DATASET EXTRACT>
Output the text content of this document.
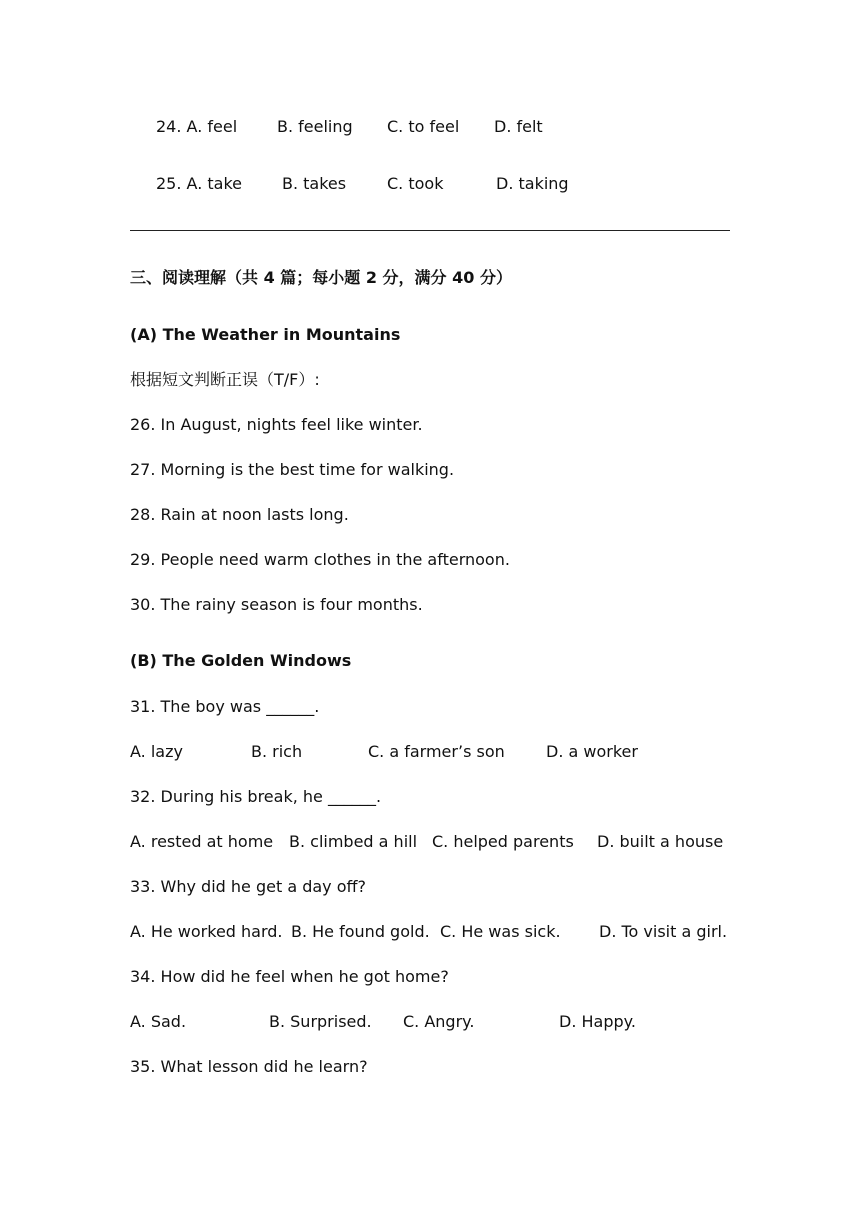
24. A. feel B. feeling C. to feel D. felt
25. A. take	B. takes	C. took	D. taking
三、阅读理解（共 4 篇；每小题 2 分，满分 40 分）
(A) The Weather in Mountains
根据短文判断正误（T/F）:
26. In August, nights feel like winter.
27. Morning is the best time for walking.
28. Rain at noon lasts long.
29. People need warm clothes in the afternoon.
30. The rainy season is four months.
(B) The Golden Windows
31. The boy was ______.
A. lazy	B. rich	C. a farmer’s son	D. a worker
32. During his break, he ______.
A. rested at home B. climbed a hill C. helped parents D. built a house
33. Why did he get a day off?
A. He worked hard. B. He found gold. C. He was sick. D. To visit a girl.
34. How did he feel when he got home?
A. Sad.	B. Surprised. C. Angry.	D. Happy.
35. What lesson did he learn?
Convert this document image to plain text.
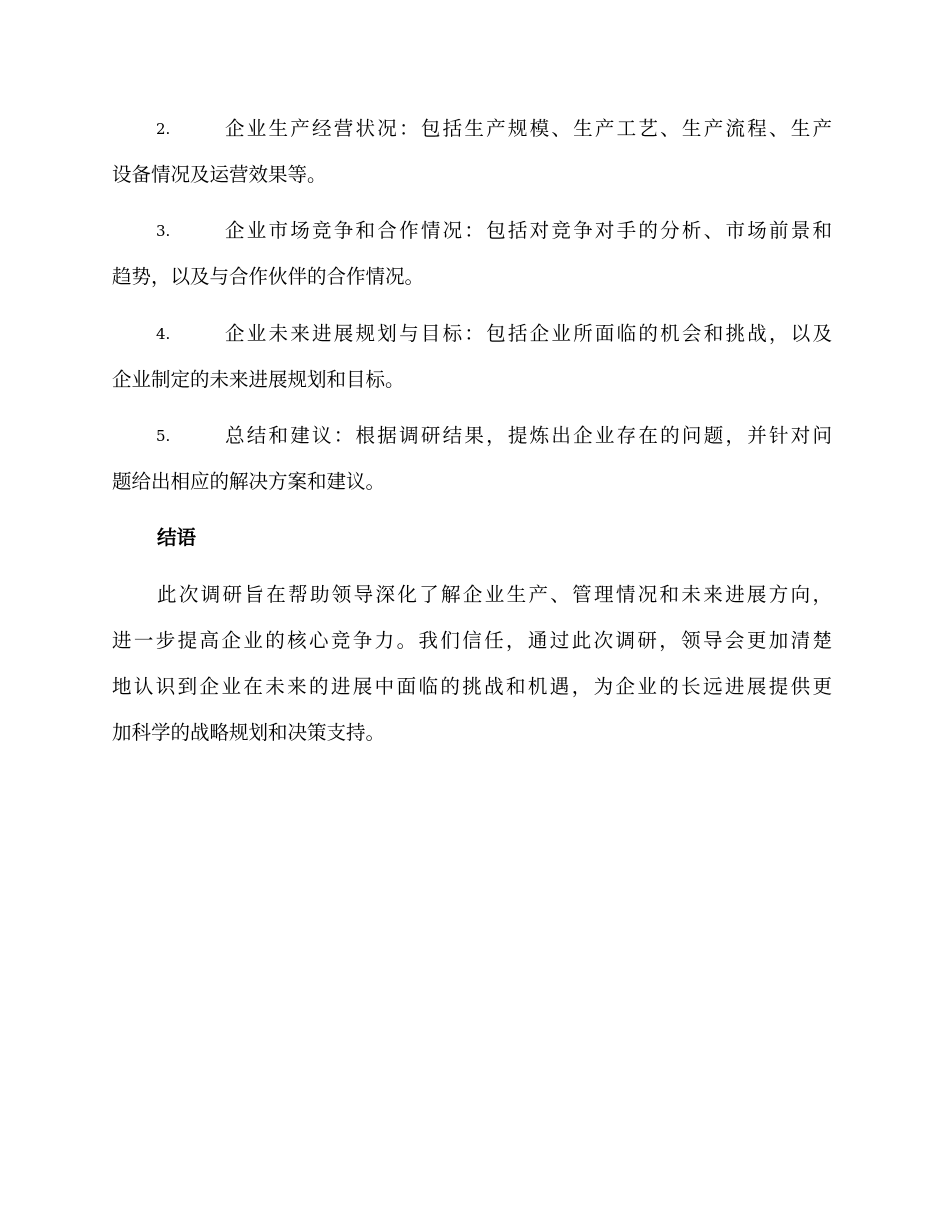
2.	企业生产经营状况：包括生产规模、生产工艺、生产流程、生产
设备情况及运营效果等。
3.	企业市场竞争和合作情况：包括对竞争对手的分析、市场前景和
趋势，以及与合作伙伴的合作情况。
4.	企业未来进展规划与目标：包括企业所面临的机会和挑战，以及
企业制定的未来进展规划和目标。
5.	总结和建议：根据调研结果，提炼出企业存在的问题，并针对问
题给出相应的解决方案和建议。
结语
此次调研旨在帮助领导深化了解企业生产、管理情况和未来进展方向，
进一步提高企业的核心竞争力。我们信任，通过此次调研，领导会更加清楚
地认识到企业在未来的进展中面临的挑战和机遇，为企业的长远进展提供更
加科学的战略规划和决策支持。
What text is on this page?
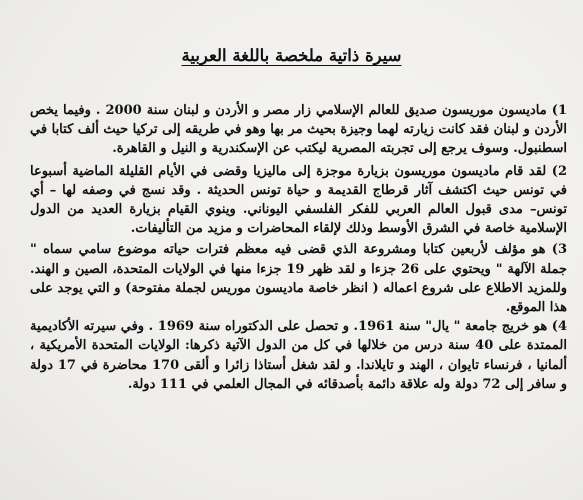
سيرة ذاتية ملخصة باللغة العربية

1) ماديسون موريسون صديق للعالم الإسلامي زار مصر و الأردن و لبنان سنة 2000 . وفيما يخص الأردن و لبنان فقد كانت زيارته لهما وجيزة بحيث مر بها وهو في طريقه إلى تركيا حيث ألف كتابا في اسطنبول. وسوف يرجع إلى تجربته المصرية ليكتب عن الإسكندرية و النيل و القاهرة.

2) لقد قام ماديسون موريسون بزيارة موجزة إلى ماليزيا وقضى في الأيام القليلة الماضية أسبوعا في تونس حيث اكتشف آثار قرطاج القديمة و حياة تونس الحديثة . وقد نسج في وصفه لها – أي تونس– مدى قبول العالم العربي للفكر الفلسفي اليوناني. وينوي القيام بزيارة العديد من الدول الإسلامية خاصة في الشرق الأوسط وذلك لإلقاء المحاضرات و مزيد من التأليفات.

3) هو مؤلف لأربعين كتابا ومشروعة الذي قضى فيه معظم فترات حياته موضوع سامي سماه " جملة الآلهة " ويحتوي على 26 جزءا و لقد ظهر 19 جزءا منها في الولايات المتحدة، الصين و الهند. وللمزيد الاطلاع على شروع اعماله ( انظر خاصة ماديسون موريس لجملة مفتوحة) و التي يوجد على هذا الموقع.

4) هو خريج جامعة " يال" سنة 1961. و تحصل على الدكتوراه سنة 1969 . وفي سيرته الأكاديمية الممتدة على 40 سنة درس من خلالها في كل من الدول الآتية ذكرها: الولايات المتحدة الأمريكية ، ألمانيا ، فرنساء تايوان ، الهند و تايلاندا. و لقد شغل أستاذا زائرا و ألقى 170 محاضرة في 17 دولة و سافر إلى 72 دولة وله علاقة دائمة بأصدقائه في المجال العلمي في 111 دولة.
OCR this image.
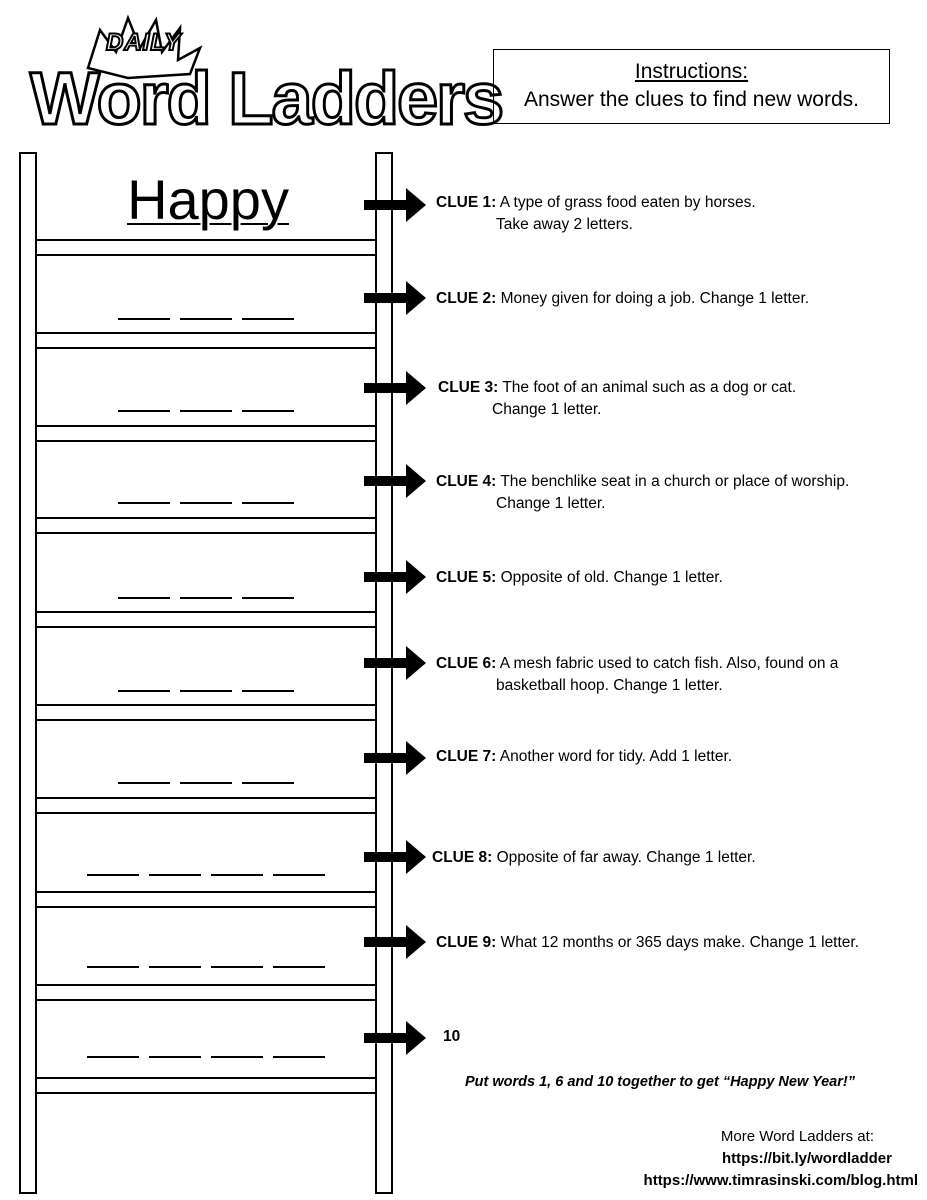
DAILY
Word Ladders	Instructions:
Answer the clues to find new words.
Happy	CLUE 1: A type of grass food eaten by horses.
Take away 2 letters.
CLUE 2: Money given for doing a job. Change 1 letter.
CLUE 3: The foot of an animal such as a dog or cat.
Change 1 letter.
CLUE 4: The benchlike seat in a church or place of worship.
Change 1 letter.
CLUE 5: Opposite of old. Change 1 letter.
CLUE 6: A mesh fabric used to catch fish. Also, found on a
basketball hoop. Change 1 letter.
CLUE 7: Another word for tidy. Add 1 letter.
CLUE 8: Opposite of far away. Change 1 letter.
CLUE 9: What 12 months or 365 days make. Change 1 letter.
10
Put words 1, 6 and 10 together to get “Happy New Year!”
More Word Ladders at:
https://bit.ly/wordladder
https://www.timrasinski.com/blog.html
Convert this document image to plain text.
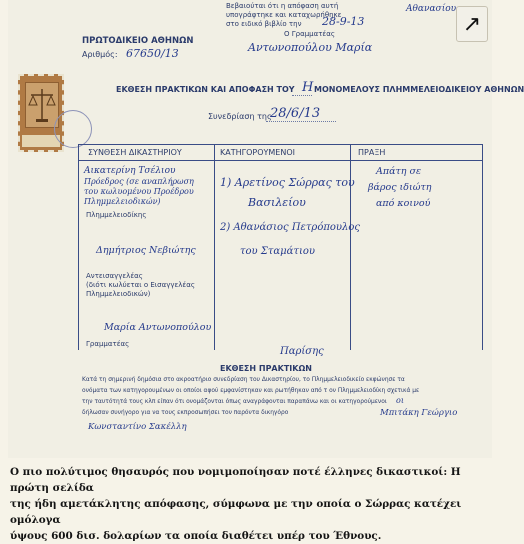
Βεβαιούται ότι η απόφαση αυτή
υπογράφτηκε και καταχωρήθηκε
στο ειδικό βιβλίο την 28-9-13
Ο Γραμματέας
Αντωνοπούλου Μαρία
Αθανασίου
ΠΡΩΤΟΔΙΚΕΙΟ ΑΘΗΝΩΝ
Αριθμός: 67650/13
ΕΚΘΕΣΗ ΠΡΑΚΤΙΚΩΝ ΚΑΙ ΑΠΟΦΑΣΗ ΤΟΥ Η ΜΟΝΟΜΕΛΟΥΣ ΠΛΗΜΜΕΛΕΙΟΔΙΚΕΙΟΥ ΑΘΗΝΩΝ
Συνεδρίαση της
28/6/13
ΣΥΝΘΕΣΗ ΔΙΚΑΣΤΗΡΙΟΥ	ΚΑΤΗΓΟΡΟΥΜΕΝΟΙ	ΠΡΑΞΗ
Αικατερίνη Τσέλιου
Πρόεδρος (σε αναπλήρωση
του κωλυομένου Προέδρου
Πλημμελειοδικών)
Πλημμελειοδίκης
Δημήτριος Νεβιώτης
Αντεισαγγελέας
(διότι κωλύεται ο Εισαγγελέας
Πλημμελειοδικών)
Μαρία Αντωνοπούλου
Γραμματέας
1) Αρετίνος Σώρρας του
Βασιλείου
2) Αθανάσιος Πετρόπουλος
του Σταμάτιου
Απάτη σε
βάρος ιδιώτη
από κοινού
Παρίσης
ΕΚΘΕΣΗ ΠΡΑΚΤΙΚΩΝ
Κατά τη σημερινή δημόσια στο ακροατήριο συνεδρίαση του Δικαστηρίου, το Πλημμελειοδικείο εκφώνησε τα
ονόματα των κατηγορουμένων οι οποίοι αφού εμφανίστηκαν και ρωτήθηκαν από τ ον Πλημμελειοδίκη σχετικά με
την ταυτότητά τους κλπ είπαν ότι ονομάζονται όπως αναγράφονται παραπάνω και οι κατηγορούμενοι
δήλωσαν συνήγορο για να τους εκπροσωπήσει τον παρόντα δικηγόρο
οι
Μπιτάκη Γεώργιο
Κωνσταντίνο Σακέλλη
↗
Ο πιο πολύτιμος θησαυρός που νομιμοποίησαν ποτέ έλληνες δικαστικοί: Η πρώτη σελίδα
της ήδη αμετάκλητης απόφασης, σύμφωνα με την οποία ο Σώρρας κατέχει ομόλογα
ύψους 600 δισ. δολαρίων τα οποία διαθέτει υπέρ του Έθνους.
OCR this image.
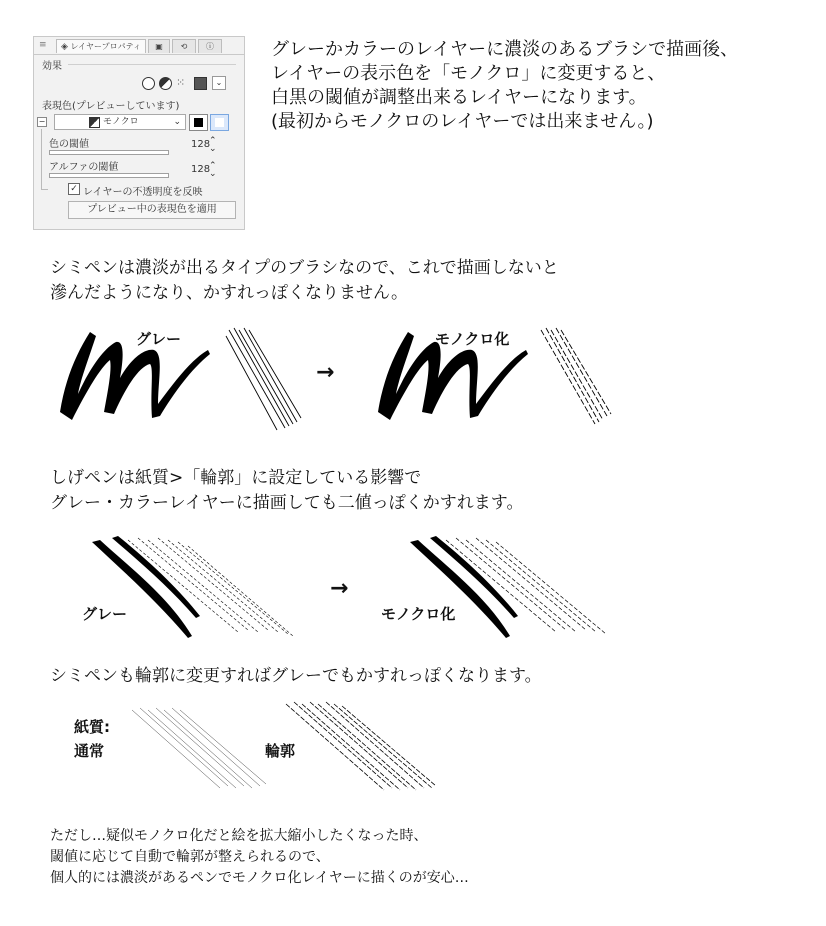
≡	◈ レイヤープロパティ	▣	⟲	ⓘ
効果
⁙	⌄
表現色(プレビューしています)
−	モノクロ	⌄
色の閾値	128
⌃
⌄
アルファの閾値	128
⌃
⌄
✓ レイヤーの不透明度を反映
プレビュー中の表現色を適用
グレーかカラーのレイヤーに濃淡のあるブラシで描画後、
レイヤーの表示色を「モノクロ」に変更すると、
白黒の閾値が調整出来るレイヤーになります。
(最初からモノクロのレイヤーでは出来ません。)
シミペンは濃淡が出るタイプのブラシなので、これで描画しないと
滲んだようになり、かすれっぽくなりません。
グレー
→
モノクロ化
しげペンは紙質>「輪郭」に設定している影響で
グレー・カラーレイヤーに描画しても二値っぽくかすれます。
グレー
→
モノクロ化
シミペンも輪郭に変更すればグレーでもかすれっぽくなります。
紙質:
通常	輪郭
ただし…疑似モノクロ化だと絵を拡大縮小したくなった時、
閾値に応じて自動で輪郭が整えられるので、
個人的には濃淡があるペンでモノクロ化レイヤーに描くのが安心…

OBJECTIVE> Leave the pictures out and reproduce each record exactly as written.

RESPONSE TO THIS TASK>
Output the text content of this document.
24. A. feel B. feeling C. to feel D. felt
25. A. take	B. takes	C. took	D. taking
三、阅读理解（共 4 篇；每小题 2 分，满分 40 分）
(A) The Weather in Mountains
根据短文判断正误（T/F）:
26. In August, nights feel like winter.
27. Morning is the best time for walking.
28. Rain at noon lasts long.
29. People need warm clothes in the afternoon.
30. The rainy season is four months.
(B) The Golden Windows
31. The boy was ______.
A. lazy	B. rich	C. a farmer’s son	D. a worker
32. During his break, he ______.
A. rested at home B. climbed a hill C. helped parents D. built a house
33. Why did he get a day off?
A. He worked hard. B. He found gold. C. He was sick. D. To visit a girl.
34. How did he feel when he got home?
A. Sad.	B. Surprised. C. Angry.	D. Happy.
35. What lesson did he learn?
Convert this document image to plain text.
2.	企业生产经营状况：包括生产规模、生产工艺、生产流程、生产
设备情况及运营效果等。
3.	企业市场竞争和合作情况：包括对竞争对手的分析、市场前景和
趋势，以及与合作伙伴的合作情况。
4.	企业未来进展规划与目标：包括企业所面临的机会和挑战，以及
企业制定的未来进展规划和目标。
5.	总结和建议：根据调研结果，提炼出企业存在的问题，并针对问
题给出相应的解决方案和建议。
结语
此次调研旨在帮助领导深化了解企业生产、管理情况和未来进展方向，
进一步提高企业的核心竞争力。我们信任，通过此次调研，领导会更加清楚
地认识到企业在未来的进展中面临的挑战和机遇，为企业的长远进展提供更
加科学的战略规划和决策支持。
What text is on this page?
سيرة ذاتية ملخصة باللغة العربية

1) ماديسون موريسون صديق للعالم الإسلامي زار مصر و الأردن و لبنان سنة 2000 . وفيما يخص الأردن و لبنان فقد كانت زيارته لهما وجيزة بحيث مر بها وهو في طريقه إلى تركيا حيث ألف كتابا في اسطنبول. وسوف يرجع إلى تجربته المصرية ليكتب عن الإسكندرية و النيل و القاهرة.

2) لقد قام ماديسون موريسون بزيارة موجزة إلى ماليزيا وقضى في الأيام القليلة الماضية أسبوعا في تونس حيث اكتشف آثار قرطاج القديمة و حياة تونس الحديثة . وقد نسج في وصفه لها – أي تونس– مدى قبول العالم العربي للفكر الفلسفي اليوناني. وينوي القيام بزيارة العديد من الدول الإسلامية خاصة في الشرق الأوسط وذلك لإلقاء المحاضرات و مزيد من التأليفات.

3) هو مؤلف لأربعين كتابا ومشروعة الذي قضى فيه معظم فترات حياته موضوع سامي سماه " جملة الآلهة " ويحتوي على 26 جزءا و لقد ظهر 19 جزءا منها في الولايات المتحدة، الصين و الهند. وللمزيد الاطلاع على شروع اعماله ( انظر خاصة ماديسون موريس لجملة مفتوحة) و التي يوجد على هذا الموقع.

4) هو خريج جامعة " يال" سنة 1961. و تحصل على الدكتوراه سنة 1969 . وفي سيرته الأكاديمية الممتدة على 40 سنة درس من خلالها في كل من الدول الآتية ذكرها: الولايات المتحدة الأمريكية ، ألمانيا ، فرنساء تايوان ، الهند و تايلاندا. و لقد شغل أستاذا زائرا و ألقى 170 محاضرة في 17 دولة و سافر إلى 72 دولة وله علاقة دائمة بأصدقائه في المجال العلمي في 111 دولة.
OCR this image.
DAILY
Word Ladders	Instructions:
Answer the clues to find new words.
Happy	CLUE 1: A type of grass food eaten by horses.
Take away 2 letters.
CLUE 2: Money given for doing a job. Change 1 letter.
CLUE 3: The foot of an animal such as a dog or cat.
Change 1 letter.
CLUE 4: The benchlike seat in a church or place of worship.
Change 1 letter.
CLUE 5: Opposite of old. Change 1 letter.
CLUE 6: A mesh fabric used to catch fish. Also, found on a
basketball hoop. Change 1 letter.
CLUE 7: Another word for tidy. Add 1 letter.
CLUE 8: Opposite of far away. Change 1 letter.
CLUE 9: What 12 months or 365 days make. Change 1 letter.
10
Put words 1, 6 and 10 together to get “Happy New Year!”
More Word Ladders at:
https://bit.ly/wordladder
https://www.timrasinski.com/blog.html
Convert this document image to plain text.
Βεβαιούται ότι η απόφαση αυτή
υπογράφτηκε και καταχωρήθηκε
στο ειδικό βιβλίο την 28-9-13
Ο Γραμματέας
Αντωνοπούλου Μαρία
Αθανασίου
ΠΡΩΤΟΔΙΚΕΙΟ ΑΘΗΝΩΝ
Αριθμός: 67650/13
ΕΚΘΕΣΗ ΠΡΑΚΤΙΚΩΝ ΚΑΙ ΑΠΟΦΑΣΗ ΤΟΥ Η ΜΟΝΟΜΕΛΟΥΣ ΠΛΗΜΜΕΛΕΙΟΔΙΚΕΙΟΥ ΑΘΗΝΩΝ
Συνεδρίαση της
28/6/13
ΣΥΝΘΕΣΗ ΔΙΚΑΣΤΗΡΙΟΥ	ΚΑΤΗΓΟΡΟΥΜΕΝΟΙ	ΠΡΑΞΗ
Αικατερίνη Τσέλιου
Πρόεδρος (σε αναπλήρωση
του κωλυομένου Προέδρου
Πλημμελειοδικών)
Πλημμελειοδίκης
Δημήτριος Νεβιώτης
Αντεισαγγελέας
(διότι κωλύεται ο Εισαγγελέας
Πλημμελειοδικών)
Μαρία Αντωνοπούλου
Γραμματέας
1) Αρετίνος Σώρρας του
Βασιλείου
2) Αθανάσιος Πετρόπουλος
του Σταμάτιου
Απάτη σε
βάρος ιδιώτη
από κοινού
Παρίσης
ΕΚΘΕΣΗ ΠΡΑΚΤΙΚΩΝ
Κατά τη σημερινή δημόσια στο ακροατήριο συνεδρίαση του Δικαστηρίου, το Πλημμελειοδικείο εκφώνησε τα
ονόματα των κατηγορουμένων οι οποίοι αφού εμφανίστηκαν και ρωτήθηκαν από τ ον Πλημμελειοδίκη σχετικά με
την ταυτότητά τους κλπ είπαν ότι ονομάζονται όπως αναγράφονται παραπάνω και οι κατηγορούμενοι
δήλωσαν συνήγορο για να τους εκπροσωπήσει τον παρόντα δικηγόρο
οι
Μπιτάκη Γεώργιο
Κωνσταντίνο Σακέλλη
↗
Ο πιο πολύτιμος θησαυρός που νομιμοποίησαν ποτέ έλληνες δικαστικοί: Η πρώτη σελίδα
της ήδη αμετάκλητης απόφασης, σύμφωνα με την οποία ο Σώρρας κατέχει ομόλογα
ύψους 600 δισ. δολαρίων τα οποία διαθέτει υπέρ του Έθνους.
OCR this image.
≡	◈ レイヤープロパティ	▣	⟲	ⓘ
効果
⁙	⌄
表現色(プレビューしています)
−	モノクロ	⌄
色の閾値	128
⌃
⌄
アルファの閾値	128
⌃
⌄
✓ レイヤーの不透明度を反映
プレビュー中の表現色を適用
グレーかカラーのレイヤーに濃淡のあるブラシで描画後、
レイヤーの表示色を「モノクロ」に変更すると、
白黒の閾値が調整出来るレイヤーになります。
(最初からモノクロのレイヤーでは出来ません。)
シミペンは濃淡が出るタイプのブラシなので、これで描画しないと
滲んだようになり、かすれっぽくなりません。
グレー
→
モノクロ化
しげペンは紙質>「輪郭」に設定している影響で
グレー・カラーレイヤーに描画しても二値っぽくかすれます。
グレー
→
モノクロ化
シミペンも輪郭に変更すればグレーでもかすれっぽくなります。
紙質:
通常	輪郭
ただし…疑似モノクロ化だと絵を拡大縮小したくなった時、
閾値に応じて自動で輪郭が整えられるので、
個人的には濃淡があるペンでモノクロ化レイヤーに描くのが安心…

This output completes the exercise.